Filter the records below down to lines containing "meer".

##### PROVIDED DATA #####

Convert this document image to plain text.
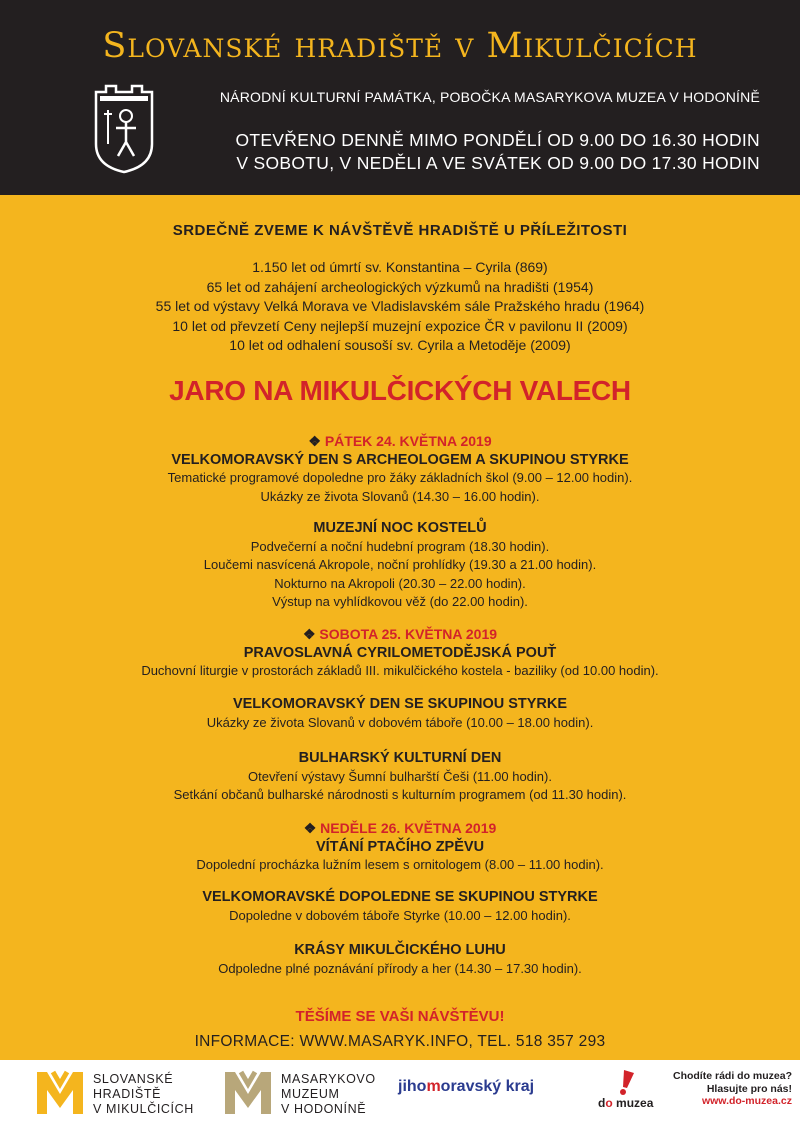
Slovanské hradiště v Mikulčicích
NÁRODNÍ KULTURNÍ PAMÁTKA, POBOČKA MASARYKOVA MUZEA V HODONÍNĚ
OTEVŘENO DENNĚ MIMO PONDĚLÍ OD 9.00 DO 16.30 HODIN
V SOBOTU, V NEDĚLI A VE SVÁTEK OD 9.00 DO 17.30 HODIN
SRDEČNĚ ZVEME K NÁVŠTĚVĚ HRADIŠTĚ U PŘÍLEŽITOSTI
1.150 let od úmrtí sv. Konstantina – Cyrila (869)
65 let od zahájení archeologických výzkumů na hradišti (1954)
55 let od výstavy Velká Morava ve Vladislavském sále Pražského hradu (1964)
10 let od převzetí Ceny nejlepší muzejní expozice ČR v pavilonu II (2009)
10 let od odhalení sousoší sv. Cyrila a Metoděje (2009)
JARO NA MIKULČICKÝCH VALECH
❖ PÁTEK 24. KVĚTNA 2019
VELKOMORAVSKÝ DEN S ARCHEOLOGEM A SKUPINOU STYRKE
Tematické programové dopoledne pro žáky základních škol (9.00 – 12.00 hodin).
Ukázky ze života Slovanů (14.30 – 16.00 hodin).
MUZEJNÍ NOC KOSTELŮ
Podvečerní a noční hudební program (18.30 hodin).
Loučemi nasvícená Akropole, noční prohlídky (19.30 a 21.00 hodin).
Nokturno na Akropoli (20.30 – 22.00 hodin).
Výstup na vyhlídkovou věž (do 22.00 hodin).
❖ SOBOTA 25. KVĚTNA 2019
PRAVOSLAVNÁ CYRILOMETODĚJSKÁ POUŤ
Duchovní liturgie v prostorách základů III. mikulčického kostela - baziliky (od 10.00 hodin).
VELKOMORAVSKÝ DEN SE SKUPINOU STYRKE
Ukázky ze života Slovanů v dobovém táboře (10.00 – 18.00 hodin).
BULHARSKÝ KULTURNÍ DEN
Otevření výstavy Šumní bulharští Češi (11.00 hodin).
Setkání občanů bulharské národnosti s kulturním programem (od 11.30 hodin).
❖ NEDĚLE 26. KVĚTNA 2019
VÍTÁNÍ PTAČÍHO ZPĚVU
Dopolední procházka lužním lesem s ornitologem (8.00 – 11.00 hodin).
VELKOMORAVSKÉ DOPOLEDNE SE SKUPINOU STYRKE
Dopoledne v dobovém táboře Styrke (10.00 – 12.00 hodin).
KRÁSY MIKULČICKÉHO LUHU
Odpoledne plné poznávání přírody a her (14.30 – 17.30 hodin).
TĚŠÍME SE VAŠI NÁVŠTĚVU!
INFORMACE: WWW.MASARYK.INFO, TEL. 518 357 293
SLOVANSKÉ
HRADIŠTĚ
V MIKULČICÍCH
MASARYKOVO
MUZEUM
V HODONÍNĚ
jihomoravský kraj
do muzea
Chodíte rádi do muzea?
Hlasujte pro nás!
www.do-muzea.cz
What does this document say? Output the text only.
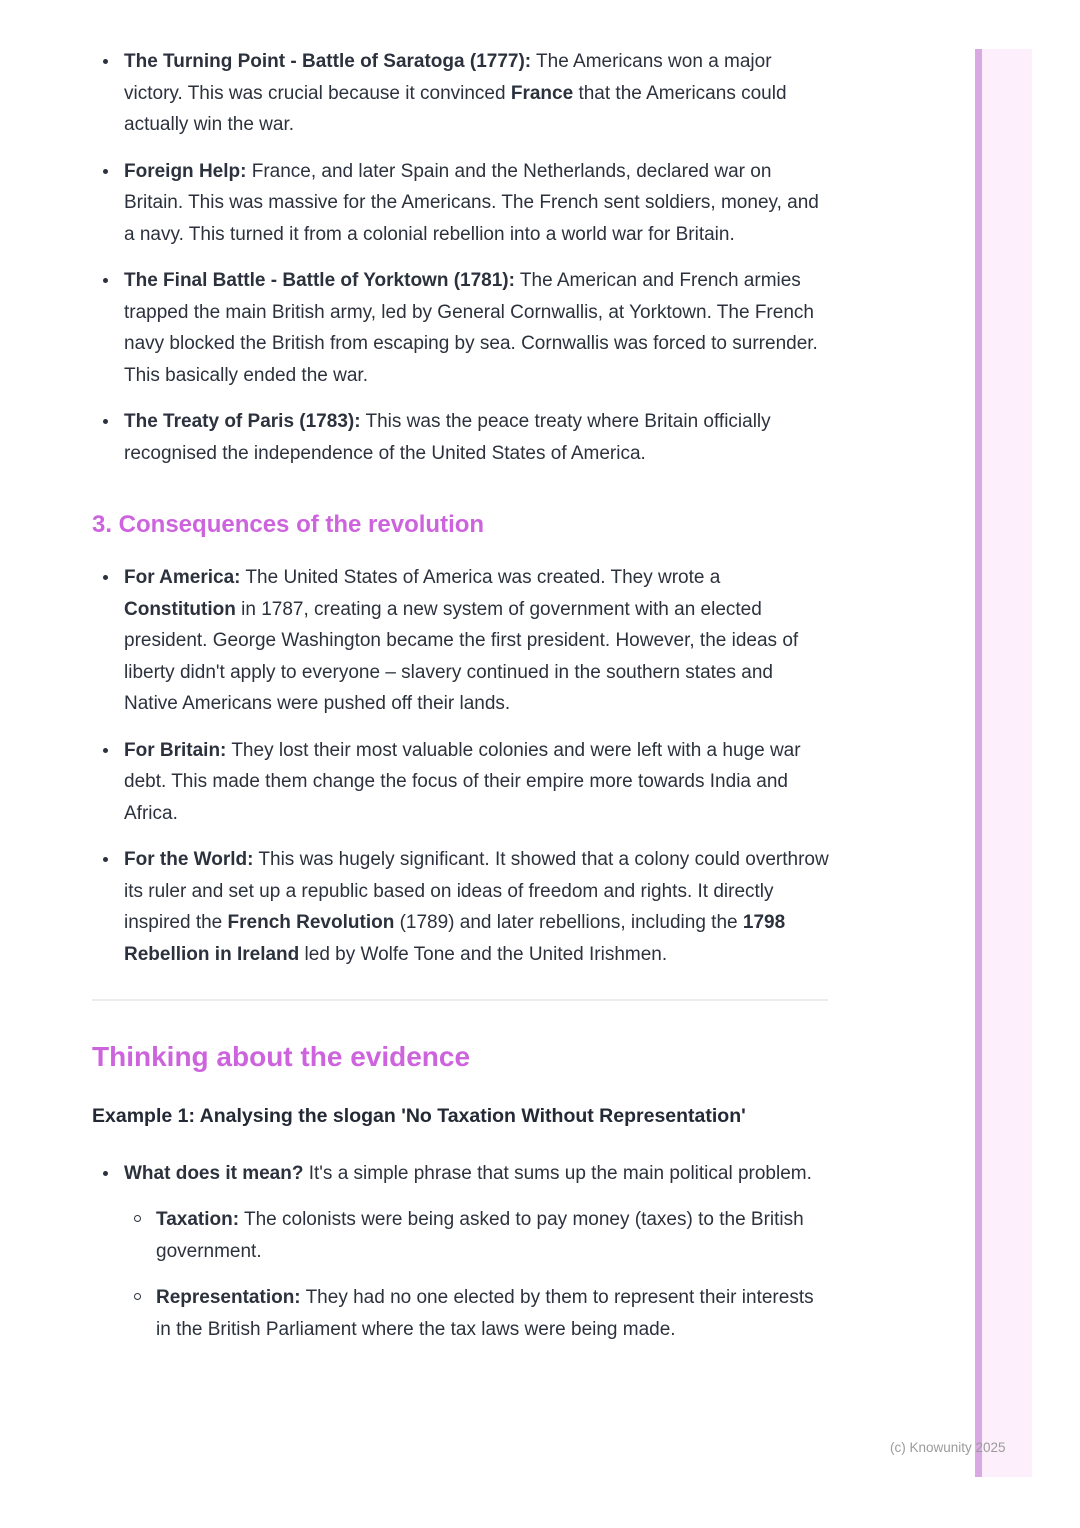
The Turning Point - Battle of Saratoga (1777): The Americans won a major victory. This was crucial because it convinced France that the Americans could actually win the war.
Foreign Help: France, and later Spain and the Netherlands, declared war on Britain. This was massive for the Americans. The French sent soldiers, money, and a navy. This turned it from a colonial rebellion into a world war for Britain.
The Final Battle - Battle of Yorktown (1781): The American and French armies trapped the main British army, led by General Cornwallis, at Yorktown. The French navy blocked the British from escaping by sea. Cornwallis was forced to surrender. This basically ended the war.
The Treaty of Paris (1783): This was the peace treaty where Britain officially recognised the independence of the United States of America.
3. Consequences of the revolution
For America: The United States of America was created. They wrote a Constitution in 1787, creating a new system of government with an elected president. George Washington became the first president. However, the ideas of liberty didn't apply to everyone – slavery continued in the southern states and Native Americans were pushed off their lands.
For Britain: They lost their most valuable colonies and were left with a huge war debt. This made them change the focus of their empire more towards India and Africa.
For the World: This was hugely significant. It showed that a colony could overthrow its ruler and set up a republic based on ideas of freedom and rights. It directly inspired the French Revolution (1789) and later rebellions, including the 1798 Rebellion in Ireland led by Wolfe Tone and the United Irishmen.
Thinking about the evidence

Example 1: Analysing the slogan 'No Taxation Without Representation'

What does it mean? It's a simple phrase that sums up the main political problem.
Taxation: The colonists were being asked to pay money (taxes) to the British government.
Representation: They had no one elected by them to represent their interests in the British Parliament where the tax laws were being made.
(c) Knowunity 2025
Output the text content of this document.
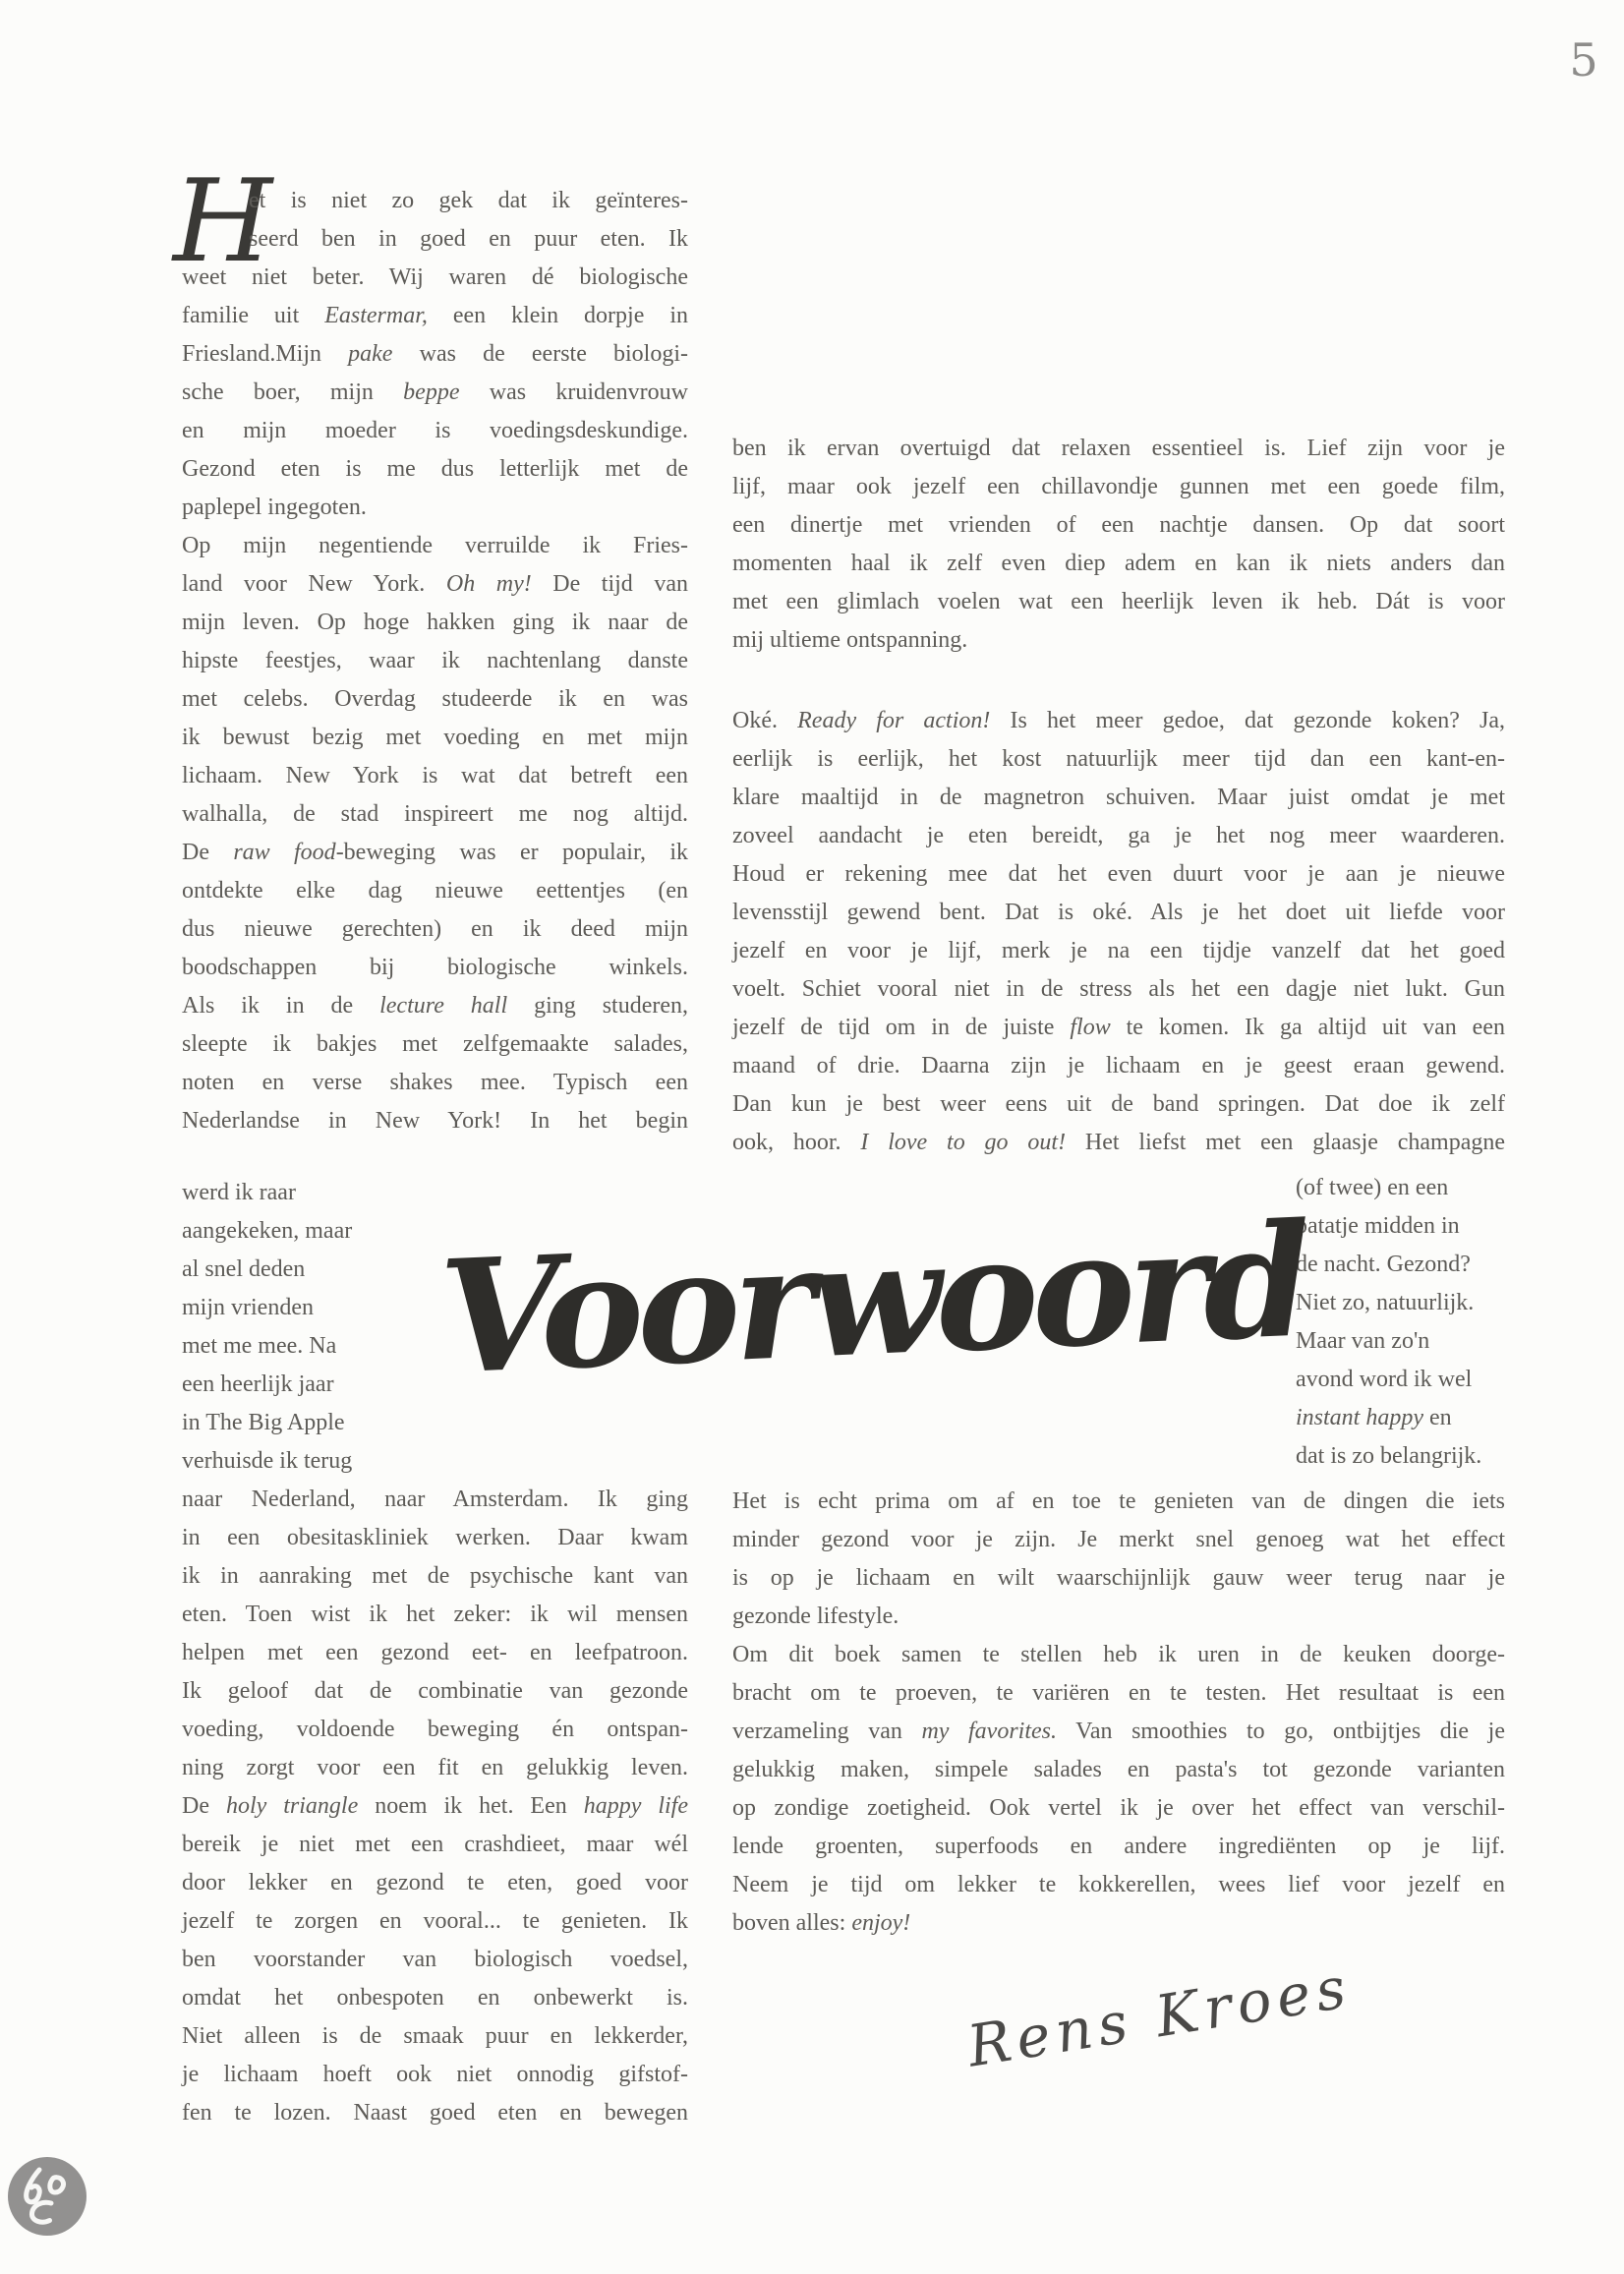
5
H
et is niet zo gek dat ik geïnteres-
seerd ben in goed en puur eten. Ik
weet niet beter. Wij waren dé biologische
familie uit Eastermar, een klein dorpje in
Friesland.Mijn pake was de eerste biologi-
sche boer, mijn beppe was kruidenvrouw
en mijn moeder is voedingsdeskundige.
Gezond eten is me dus letterlijk met de
paplepel ingegoten.
Op mijn negentiende verruilde ik Fries-
land voor New York. Oh my! De tijd van
mijn leven. Op hoge hakken ging ik naar de
hipste feestjes, waar ik nachtenlang danste
met celebs. Overdag studeerde ik en was
ik bewust bezig met voeding en met mijn
lichaam. New York is wat dat betreft een
walhalla, de stad inspireert me nog altijd.
De raw food-beweging was er populair, ik
ontdekte elke dag nieuwe eettentjes (en
dus nieuwe gerechten) en ik deed mijn
boodschappen bij biologische winkels.
Als ik in de lecture hall ging studeren,
sleepte ik bakjes met zelfgemaakte salades,
noten en verse shakes mee. Typisch een
Nederlandse in New York! In het begin
werd ik raar
aangekeken, maar
al snel deden
mijn vrienden
met me mee. Na
een heerlijk jaar
in The Big Apple
verhuisde ik terug
naar Nederland, naar Amsterdam. Ik ging
in een obesitaskliniek werken. Daar kwam
ik in aanraking met de psychische kant van
eten. Toen wist ik het zeker: ik wil mensen
helpen met een gezond eet- en leefpatroon.
Ik geloof dat de combinatie van gezonde
voeding, voldoende beweging én ontspan-
ning zorgt voor een fit en gelukkig leven.
De holy triangle noem ik het. Een happy life
bereik je niet met een crashdieet, maar wél
door lekker en gezond te eten, goed voor
jezelf te zorgen en vooral... te genieten. Ik
ben voorstander van biologisch voedsel,
omdat het onbespoten en onbewerkt is.
Niet alleen is de smaak puur en lekkerder,
je lichaam hoeft ook niet onnodig gifstof-
fen te lozen. Naast goed eten en bewegen
ben ik ervan overtuigd dat relaxen essentieel is. Lief zijn voor je
lijf, maar ook jezelf een chillavondje gunnen met een goede film,
een dinertje met vrienden of een nachtje dansen. Op dat soort
momenten haal ik zelf even diep adem en kan ik niets anders dan
met een glimlach voelen wat een heerlijk leven ik heb. Dát is voor
mij ultieme ontspanning.
Oké. Ready for action! Is het meer gedoe, dat gezonde koken? Ja,
eerlijk is eerlijk, het kost natuurlijk meer tijd dan een kant-en-
klare maaltijd in de magnetron schuiven. Maar juist omdat je met
zoveel aandacht je eten bereidt, ga je het nog meer waarderen.
Houd er rekening mee dat het even duurt voor je aan je nieuwe
levensstijl gewend bent. Dat is oké. Als je het doet uit liefde voor
jezelf en voor je lijf, merk je na een tijdje vanzelf dat het goed
voelt. Schiet vooral niet in de stress als het een dagje niet lukt. Gun
jezelf de tijd om in de juiste flow te komen. Ik ga altijd uit van een
maand of drie. Daarna zijn je lichaam en je geest eraan gewend.
Dan kun je best weer eens uit de band springen. Dat doe ik zelf
ook, hoor. I love to go out! Het liefst met een glaasje champagne
(of twee) en een
patatje midden in
de nacht. Gezond?
Niet zo, natuurlijk.
Maar van zo'n
avond word ik wel
instant happy en
dat is zo belangrijk.
Het is echt prima om af en toe te genieten van de dingen die iets
minder gezond voor je zijn. Je merkt snel genoeg wat het effect
is op je lichaam en wilt waarschijnlijk gauw weer terug naar je
gezonde lifestyle.
Om dit boek samen te stellen heb ik uren in de keuken doorge-
bracht om te proeven, te variëren en te testen. Het resultaat is een
verzameling van my favorites. Van smoothies to go, ontbijtjes die je
gelukkig maken, simpele salades en pasta's tot gezonde varianten
op zondige zoetigheid. Ook vertel ik je over het effect van verschil-
lende groenten, superfoods en andere ingrediënten op je lijf.
Neem je tijd om lekker te kokkerellen, wees lief voor jezelf en
boven alles: enjoy!
Voorwoord
Rens Kroes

#####

= COMPLETE ANSWER =
Oké. Ready for action! Is het meer gedoe, dat gezonde koken? Ja,
eerlijk is eerlijk, het kost natuurlijk meer tijd dan een kant-en-
zoveel aandacht je eten bereidt, ga je het nog meer waarderen.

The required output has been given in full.